● **Problem details**:
Locate every line in the records below that holds the word "true" and return each one.

-------------------------

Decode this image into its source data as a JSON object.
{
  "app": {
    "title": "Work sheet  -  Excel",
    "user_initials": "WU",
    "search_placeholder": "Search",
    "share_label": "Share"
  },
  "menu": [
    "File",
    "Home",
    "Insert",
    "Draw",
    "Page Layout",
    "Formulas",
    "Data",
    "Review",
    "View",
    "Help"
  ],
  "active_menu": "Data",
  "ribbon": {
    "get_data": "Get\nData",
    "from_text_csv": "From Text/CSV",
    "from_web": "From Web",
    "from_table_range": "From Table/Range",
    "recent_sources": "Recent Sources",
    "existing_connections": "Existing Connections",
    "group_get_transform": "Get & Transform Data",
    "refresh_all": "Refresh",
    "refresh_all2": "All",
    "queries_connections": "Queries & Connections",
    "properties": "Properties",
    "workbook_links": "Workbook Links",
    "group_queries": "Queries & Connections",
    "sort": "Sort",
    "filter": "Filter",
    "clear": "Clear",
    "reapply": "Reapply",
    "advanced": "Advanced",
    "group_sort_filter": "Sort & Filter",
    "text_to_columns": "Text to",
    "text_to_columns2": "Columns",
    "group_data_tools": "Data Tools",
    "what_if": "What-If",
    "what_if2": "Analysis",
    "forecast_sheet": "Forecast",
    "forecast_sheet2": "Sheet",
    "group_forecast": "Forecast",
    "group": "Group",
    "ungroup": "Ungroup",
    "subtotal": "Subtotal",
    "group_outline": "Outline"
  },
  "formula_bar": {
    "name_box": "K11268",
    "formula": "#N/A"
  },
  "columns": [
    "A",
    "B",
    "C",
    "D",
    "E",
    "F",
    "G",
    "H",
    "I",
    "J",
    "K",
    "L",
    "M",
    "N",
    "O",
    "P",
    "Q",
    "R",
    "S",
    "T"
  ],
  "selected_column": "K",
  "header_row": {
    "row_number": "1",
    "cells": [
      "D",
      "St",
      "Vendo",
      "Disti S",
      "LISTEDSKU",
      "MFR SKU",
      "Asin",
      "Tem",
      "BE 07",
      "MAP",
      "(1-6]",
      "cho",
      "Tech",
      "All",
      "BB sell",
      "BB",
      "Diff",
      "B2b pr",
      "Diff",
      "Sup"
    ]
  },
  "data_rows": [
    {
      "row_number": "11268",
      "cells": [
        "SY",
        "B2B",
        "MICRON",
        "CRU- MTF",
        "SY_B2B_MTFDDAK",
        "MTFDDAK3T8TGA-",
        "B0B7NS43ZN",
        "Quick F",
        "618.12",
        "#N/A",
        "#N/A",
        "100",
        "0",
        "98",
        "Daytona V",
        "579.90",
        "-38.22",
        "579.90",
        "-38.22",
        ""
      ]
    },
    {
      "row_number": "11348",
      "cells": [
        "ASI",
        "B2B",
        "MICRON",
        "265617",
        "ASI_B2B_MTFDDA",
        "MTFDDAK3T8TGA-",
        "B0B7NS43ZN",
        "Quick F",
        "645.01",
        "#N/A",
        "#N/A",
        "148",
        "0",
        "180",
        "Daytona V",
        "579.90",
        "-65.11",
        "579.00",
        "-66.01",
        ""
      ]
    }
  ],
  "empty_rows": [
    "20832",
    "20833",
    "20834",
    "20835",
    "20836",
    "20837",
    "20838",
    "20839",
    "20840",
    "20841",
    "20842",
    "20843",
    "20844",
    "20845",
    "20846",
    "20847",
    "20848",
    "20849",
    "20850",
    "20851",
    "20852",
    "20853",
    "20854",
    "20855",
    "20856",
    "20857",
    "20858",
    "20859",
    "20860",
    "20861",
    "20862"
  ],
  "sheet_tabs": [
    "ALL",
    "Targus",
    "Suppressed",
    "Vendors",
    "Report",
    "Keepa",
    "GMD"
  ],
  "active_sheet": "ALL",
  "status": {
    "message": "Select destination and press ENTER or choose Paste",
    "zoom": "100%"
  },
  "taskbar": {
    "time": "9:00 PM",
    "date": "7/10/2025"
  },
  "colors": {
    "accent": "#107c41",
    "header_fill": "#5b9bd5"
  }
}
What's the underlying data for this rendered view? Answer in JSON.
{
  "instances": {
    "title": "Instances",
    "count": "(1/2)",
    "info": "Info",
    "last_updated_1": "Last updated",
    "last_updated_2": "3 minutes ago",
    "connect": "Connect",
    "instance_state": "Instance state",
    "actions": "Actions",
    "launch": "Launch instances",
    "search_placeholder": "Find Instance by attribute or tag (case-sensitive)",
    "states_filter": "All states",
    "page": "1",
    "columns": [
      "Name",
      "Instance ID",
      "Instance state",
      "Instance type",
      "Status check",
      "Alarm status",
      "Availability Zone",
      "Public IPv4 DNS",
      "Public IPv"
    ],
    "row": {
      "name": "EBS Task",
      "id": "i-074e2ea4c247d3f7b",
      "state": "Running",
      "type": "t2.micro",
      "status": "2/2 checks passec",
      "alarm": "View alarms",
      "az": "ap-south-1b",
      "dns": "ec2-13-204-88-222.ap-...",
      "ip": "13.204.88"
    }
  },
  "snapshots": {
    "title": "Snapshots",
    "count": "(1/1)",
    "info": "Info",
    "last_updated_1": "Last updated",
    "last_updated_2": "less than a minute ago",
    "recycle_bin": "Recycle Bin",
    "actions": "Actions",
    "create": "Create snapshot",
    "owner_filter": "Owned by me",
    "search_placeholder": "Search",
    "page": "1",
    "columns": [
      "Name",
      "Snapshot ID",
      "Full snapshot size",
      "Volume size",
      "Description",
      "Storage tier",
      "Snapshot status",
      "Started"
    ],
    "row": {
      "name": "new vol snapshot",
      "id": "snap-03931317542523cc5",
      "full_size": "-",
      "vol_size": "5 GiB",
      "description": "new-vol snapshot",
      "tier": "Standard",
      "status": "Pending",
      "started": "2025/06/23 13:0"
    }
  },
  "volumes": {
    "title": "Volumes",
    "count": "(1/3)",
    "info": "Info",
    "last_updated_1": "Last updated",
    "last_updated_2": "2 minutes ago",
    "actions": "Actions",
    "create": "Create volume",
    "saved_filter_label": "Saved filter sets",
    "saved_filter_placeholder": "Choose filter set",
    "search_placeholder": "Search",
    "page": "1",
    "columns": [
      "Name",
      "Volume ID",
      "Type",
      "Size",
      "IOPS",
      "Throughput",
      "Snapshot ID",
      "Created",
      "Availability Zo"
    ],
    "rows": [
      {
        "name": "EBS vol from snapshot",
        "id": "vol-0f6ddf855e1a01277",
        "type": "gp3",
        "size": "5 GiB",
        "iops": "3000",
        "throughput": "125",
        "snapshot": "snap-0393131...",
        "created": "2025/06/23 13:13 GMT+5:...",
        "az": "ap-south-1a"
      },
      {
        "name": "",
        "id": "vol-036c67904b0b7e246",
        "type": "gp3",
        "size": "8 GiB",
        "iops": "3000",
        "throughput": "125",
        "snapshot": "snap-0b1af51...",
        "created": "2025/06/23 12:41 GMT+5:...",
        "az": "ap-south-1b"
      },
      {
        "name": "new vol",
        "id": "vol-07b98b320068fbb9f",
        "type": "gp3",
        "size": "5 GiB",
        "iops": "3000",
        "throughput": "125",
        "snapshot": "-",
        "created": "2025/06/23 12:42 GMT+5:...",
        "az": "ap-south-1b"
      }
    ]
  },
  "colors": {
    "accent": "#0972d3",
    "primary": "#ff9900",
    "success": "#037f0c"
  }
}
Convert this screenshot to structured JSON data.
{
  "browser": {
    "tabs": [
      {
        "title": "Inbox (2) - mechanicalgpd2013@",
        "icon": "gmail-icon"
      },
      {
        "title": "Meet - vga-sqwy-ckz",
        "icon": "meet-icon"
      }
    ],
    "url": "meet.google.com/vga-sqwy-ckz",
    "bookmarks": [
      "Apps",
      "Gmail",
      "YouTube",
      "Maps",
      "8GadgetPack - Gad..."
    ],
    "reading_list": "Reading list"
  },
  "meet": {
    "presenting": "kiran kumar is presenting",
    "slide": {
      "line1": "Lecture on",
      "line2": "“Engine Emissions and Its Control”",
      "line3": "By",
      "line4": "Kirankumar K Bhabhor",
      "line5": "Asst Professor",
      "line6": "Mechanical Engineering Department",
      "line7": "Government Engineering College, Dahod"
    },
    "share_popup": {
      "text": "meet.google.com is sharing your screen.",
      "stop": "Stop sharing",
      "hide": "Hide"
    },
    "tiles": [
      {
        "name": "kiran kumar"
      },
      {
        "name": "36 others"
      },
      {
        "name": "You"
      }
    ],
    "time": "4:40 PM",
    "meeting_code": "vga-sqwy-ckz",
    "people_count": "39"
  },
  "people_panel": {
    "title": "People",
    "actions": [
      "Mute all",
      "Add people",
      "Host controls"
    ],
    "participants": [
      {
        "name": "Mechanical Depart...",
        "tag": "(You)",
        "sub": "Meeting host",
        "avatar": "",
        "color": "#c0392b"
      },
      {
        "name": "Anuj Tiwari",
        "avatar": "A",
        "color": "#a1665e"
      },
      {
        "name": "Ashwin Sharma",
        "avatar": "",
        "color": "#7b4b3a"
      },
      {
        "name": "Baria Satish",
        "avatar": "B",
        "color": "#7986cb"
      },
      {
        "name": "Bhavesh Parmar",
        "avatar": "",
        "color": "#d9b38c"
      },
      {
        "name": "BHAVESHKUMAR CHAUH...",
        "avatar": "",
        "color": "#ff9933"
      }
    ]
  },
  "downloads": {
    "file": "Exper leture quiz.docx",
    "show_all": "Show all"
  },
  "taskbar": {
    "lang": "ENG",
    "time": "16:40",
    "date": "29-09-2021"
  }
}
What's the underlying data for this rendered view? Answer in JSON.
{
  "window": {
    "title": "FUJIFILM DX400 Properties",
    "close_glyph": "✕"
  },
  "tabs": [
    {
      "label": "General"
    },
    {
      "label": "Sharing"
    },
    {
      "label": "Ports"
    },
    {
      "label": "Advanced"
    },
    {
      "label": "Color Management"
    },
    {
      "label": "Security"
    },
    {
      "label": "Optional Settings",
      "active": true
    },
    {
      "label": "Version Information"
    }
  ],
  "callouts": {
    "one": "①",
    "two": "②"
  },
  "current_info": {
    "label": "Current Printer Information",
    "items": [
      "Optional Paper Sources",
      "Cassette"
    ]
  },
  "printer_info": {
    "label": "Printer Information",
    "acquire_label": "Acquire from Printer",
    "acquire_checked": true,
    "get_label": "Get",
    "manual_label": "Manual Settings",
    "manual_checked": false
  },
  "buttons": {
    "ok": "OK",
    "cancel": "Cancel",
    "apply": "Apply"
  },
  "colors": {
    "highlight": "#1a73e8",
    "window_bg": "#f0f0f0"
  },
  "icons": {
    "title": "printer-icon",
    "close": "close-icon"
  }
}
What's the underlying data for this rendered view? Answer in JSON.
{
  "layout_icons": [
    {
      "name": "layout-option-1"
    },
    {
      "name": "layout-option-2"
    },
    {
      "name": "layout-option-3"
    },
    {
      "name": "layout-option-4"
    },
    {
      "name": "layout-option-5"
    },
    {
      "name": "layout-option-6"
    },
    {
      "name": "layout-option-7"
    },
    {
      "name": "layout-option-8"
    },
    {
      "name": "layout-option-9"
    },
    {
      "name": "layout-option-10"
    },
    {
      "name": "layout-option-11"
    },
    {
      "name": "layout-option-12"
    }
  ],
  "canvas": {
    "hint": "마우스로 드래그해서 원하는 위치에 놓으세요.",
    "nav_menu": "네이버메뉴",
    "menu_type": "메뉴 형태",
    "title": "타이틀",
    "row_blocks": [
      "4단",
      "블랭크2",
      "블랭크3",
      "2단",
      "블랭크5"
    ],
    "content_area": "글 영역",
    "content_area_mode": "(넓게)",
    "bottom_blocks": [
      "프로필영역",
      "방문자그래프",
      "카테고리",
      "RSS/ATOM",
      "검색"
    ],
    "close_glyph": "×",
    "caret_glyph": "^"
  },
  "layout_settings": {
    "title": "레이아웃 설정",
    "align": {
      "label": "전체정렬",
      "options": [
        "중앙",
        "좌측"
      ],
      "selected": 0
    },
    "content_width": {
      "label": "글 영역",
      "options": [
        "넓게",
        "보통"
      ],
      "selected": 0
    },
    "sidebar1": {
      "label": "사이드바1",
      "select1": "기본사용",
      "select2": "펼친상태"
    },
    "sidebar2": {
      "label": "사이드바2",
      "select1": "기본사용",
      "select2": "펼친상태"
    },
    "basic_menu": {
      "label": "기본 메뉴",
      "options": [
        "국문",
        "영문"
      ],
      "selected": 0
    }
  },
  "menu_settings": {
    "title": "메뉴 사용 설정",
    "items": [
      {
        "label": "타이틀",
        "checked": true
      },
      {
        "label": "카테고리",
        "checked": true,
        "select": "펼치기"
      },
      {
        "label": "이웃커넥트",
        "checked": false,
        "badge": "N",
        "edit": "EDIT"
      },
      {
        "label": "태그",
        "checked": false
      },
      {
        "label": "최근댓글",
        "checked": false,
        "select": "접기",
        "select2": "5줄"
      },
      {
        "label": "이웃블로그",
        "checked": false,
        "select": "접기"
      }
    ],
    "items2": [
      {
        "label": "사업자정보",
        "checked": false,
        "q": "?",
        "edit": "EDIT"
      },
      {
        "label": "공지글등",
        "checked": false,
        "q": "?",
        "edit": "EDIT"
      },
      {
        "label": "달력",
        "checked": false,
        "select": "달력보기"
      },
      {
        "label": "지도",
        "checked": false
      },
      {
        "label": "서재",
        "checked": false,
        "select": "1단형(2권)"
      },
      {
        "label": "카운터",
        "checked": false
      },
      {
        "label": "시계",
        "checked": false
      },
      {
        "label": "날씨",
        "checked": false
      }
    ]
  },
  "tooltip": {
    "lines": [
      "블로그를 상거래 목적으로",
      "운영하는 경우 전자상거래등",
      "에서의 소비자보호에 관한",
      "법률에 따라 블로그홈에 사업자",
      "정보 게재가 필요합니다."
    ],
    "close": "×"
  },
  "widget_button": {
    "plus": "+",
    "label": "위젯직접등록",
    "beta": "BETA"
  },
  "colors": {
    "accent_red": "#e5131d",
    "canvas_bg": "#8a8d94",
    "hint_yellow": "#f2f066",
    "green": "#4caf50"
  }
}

-------------------------

● **Worked answer**:
      "active": true
    "acquire_checked": true,
        "checked": true
        "checked": true,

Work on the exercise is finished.